AIM:
Transcribe each of the records below exactly, excluding all pictures.

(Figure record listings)
>>

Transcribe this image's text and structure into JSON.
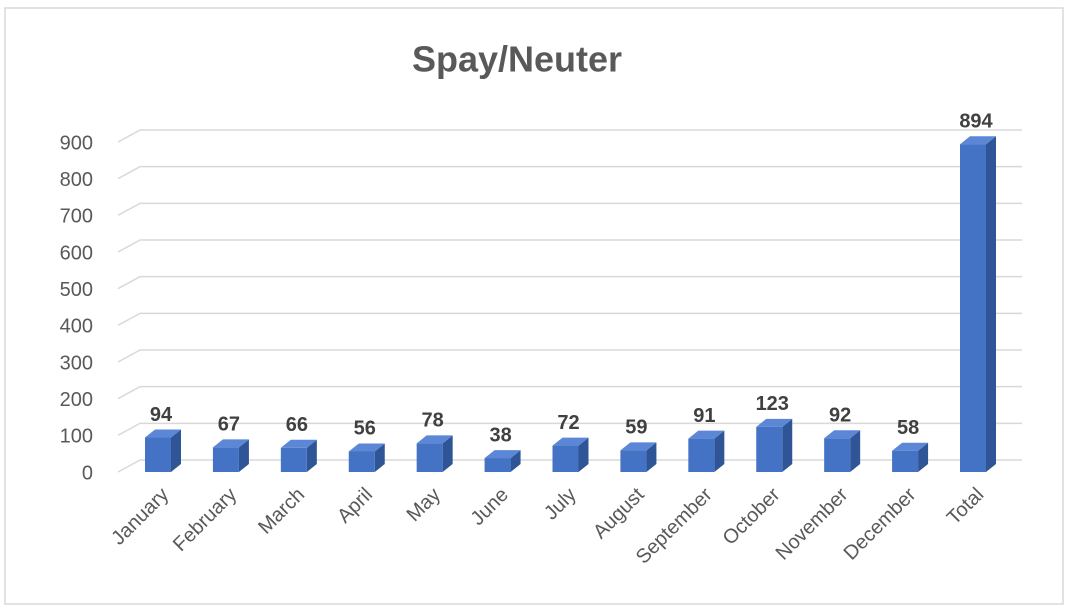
{
  "chart_data": {
    "type": "bar",
    "title": "Spay/Neuter",
    "categories": [
      "January",
      "February",
      "March",
      "April",
      "May",
      "June",
      "July",
      "August",
      "September",
      "October",
      "November",
      "December",
      "Total"
    ],
    "values": [
      94,
      67,
      66,
      56,
      78,
      38,
      72,
      59,
      91,
      123,
      92,
      58,
      894
    ],
    "color": "#4472c4",
    "ylim": [
      0,
      900
    ],
    "yticks": [
      0,
      100,
      200,
      300,
      400,
      500,
      600,
      700,
      800,
      900
    ],
    "grid": true
  }
}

<<

TASK RESULT:
Transcribe this image's text and structure into JSON.
{
  "chart_data": {
    "type": "bar",
    "title": "Spay/Neuter",
    "categories": [
      "January",
      "February",
      "March",
      "April",
      "May",
      "June",
      "July",
      "August",
      "September",
      "October",
      "November",
      "December",
      "Total"
    ],
    "values": [
      94,
      67,
      66,
      56,
      78,
      38,
      72,
      59,
      91,
      123,
      92,
      58,
      894
    ],
    "color": "#4472c4",
    "ylim": [
      0,
      900
    ],
    "yticks": [
      0,
      100,
      200,
      300,
      400,
      500,
      600,
      700,
      800,
      900
    ],
    "grid": true
  }
}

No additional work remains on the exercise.